** start **
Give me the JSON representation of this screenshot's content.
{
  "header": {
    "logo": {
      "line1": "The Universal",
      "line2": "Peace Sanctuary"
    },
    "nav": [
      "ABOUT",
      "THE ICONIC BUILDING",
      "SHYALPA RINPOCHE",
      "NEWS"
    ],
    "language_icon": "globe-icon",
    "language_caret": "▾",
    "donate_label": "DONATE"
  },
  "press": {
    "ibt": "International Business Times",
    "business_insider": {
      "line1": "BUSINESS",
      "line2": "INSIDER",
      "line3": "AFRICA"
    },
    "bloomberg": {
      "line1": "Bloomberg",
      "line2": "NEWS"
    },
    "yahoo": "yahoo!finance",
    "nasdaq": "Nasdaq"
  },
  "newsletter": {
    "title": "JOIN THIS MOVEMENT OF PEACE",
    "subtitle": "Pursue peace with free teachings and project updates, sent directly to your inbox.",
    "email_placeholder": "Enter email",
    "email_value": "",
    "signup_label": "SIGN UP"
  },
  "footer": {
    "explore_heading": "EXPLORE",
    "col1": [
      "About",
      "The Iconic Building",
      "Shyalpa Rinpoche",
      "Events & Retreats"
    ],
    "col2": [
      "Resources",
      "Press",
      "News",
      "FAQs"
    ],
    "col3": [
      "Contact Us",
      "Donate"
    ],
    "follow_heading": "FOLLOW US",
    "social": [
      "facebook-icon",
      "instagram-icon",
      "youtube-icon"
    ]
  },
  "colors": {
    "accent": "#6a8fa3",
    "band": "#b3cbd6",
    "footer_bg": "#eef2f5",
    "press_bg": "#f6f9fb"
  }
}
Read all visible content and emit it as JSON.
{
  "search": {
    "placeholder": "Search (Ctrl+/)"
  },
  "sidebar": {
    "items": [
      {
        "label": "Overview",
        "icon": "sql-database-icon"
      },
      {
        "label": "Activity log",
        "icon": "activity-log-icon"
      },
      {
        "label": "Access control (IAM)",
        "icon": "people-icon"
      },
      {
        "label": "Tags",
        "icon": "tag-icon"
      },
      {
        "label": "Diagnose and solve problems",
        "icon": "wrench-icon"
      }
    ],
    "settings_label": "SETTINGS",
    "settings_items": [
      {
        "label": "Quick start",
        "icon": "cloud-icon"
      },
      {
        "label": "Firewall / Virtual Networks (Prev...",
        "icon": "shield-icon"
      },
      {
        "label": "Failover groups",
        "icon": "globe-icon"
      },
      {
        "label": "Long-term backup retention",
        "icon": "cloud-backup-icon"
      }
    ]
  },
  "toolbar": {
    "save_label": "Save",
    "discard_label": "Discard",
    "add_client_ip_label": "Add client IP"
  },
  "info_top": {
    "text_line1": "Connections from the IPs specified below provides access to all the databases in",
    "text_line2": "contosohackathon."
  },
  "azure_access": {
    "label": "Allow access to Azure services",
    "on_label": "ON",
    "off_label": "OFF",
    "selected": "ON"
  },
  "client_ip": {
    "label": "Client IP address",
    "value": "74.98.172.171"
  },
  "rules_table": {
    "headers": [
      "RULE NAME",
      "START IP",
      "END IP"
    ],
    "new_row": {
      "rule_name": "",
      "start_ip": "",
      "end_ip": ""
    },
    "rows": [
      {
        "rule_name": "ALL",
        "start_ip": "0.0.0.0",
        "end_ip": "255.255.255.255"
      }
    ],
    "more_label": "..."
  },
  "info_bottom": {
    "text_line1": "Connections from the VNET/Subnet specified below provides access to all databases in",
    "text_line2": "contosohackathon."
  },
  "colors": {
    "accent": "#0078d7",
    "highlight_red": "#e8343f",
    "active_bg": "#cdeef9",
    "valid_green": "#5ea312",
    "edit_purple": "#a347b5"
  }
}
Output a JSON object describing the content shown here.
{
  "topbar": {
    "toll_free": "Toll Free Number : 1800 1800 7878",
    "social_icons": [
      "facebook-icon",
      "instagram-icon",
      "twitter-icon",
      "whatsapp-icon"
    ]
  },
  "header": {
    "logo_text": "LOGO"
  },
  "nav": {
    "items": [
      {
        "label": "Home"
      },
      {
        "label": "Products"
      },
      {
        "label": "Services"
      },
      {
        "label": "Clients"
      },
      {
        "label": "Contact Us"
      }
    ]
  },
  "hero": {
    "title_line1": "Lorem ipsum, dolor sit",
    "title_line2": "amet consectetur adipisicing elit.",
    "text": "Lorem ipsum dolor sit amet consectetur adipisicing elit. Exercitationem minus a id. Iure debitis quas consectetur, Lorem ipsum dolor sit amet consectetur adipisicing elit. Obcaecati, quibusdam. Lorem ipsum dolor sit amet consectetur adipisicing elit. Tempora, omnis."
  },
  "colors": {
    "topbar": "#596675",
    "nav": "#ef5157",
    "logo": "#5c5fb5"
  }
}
** end **
* **Task statement**
Pick out the lines above that hold the string "consectetur" and show them.

* **Solution for this problem**
    "title_line2": "amet consectetur adipisicing elit.",
    "text": "Lorem ipsum dolor sit amet consectetur adipisicing elit. Exercitationem minus a id. Iure debitis quas consectetur, Lorem ipsum dolor sit amet consectetur adipisicing elit. Obcaecati, quibusdam. Lorem ipsum dolor sit amet consectetur adipisicing elit. Tempora, omnis."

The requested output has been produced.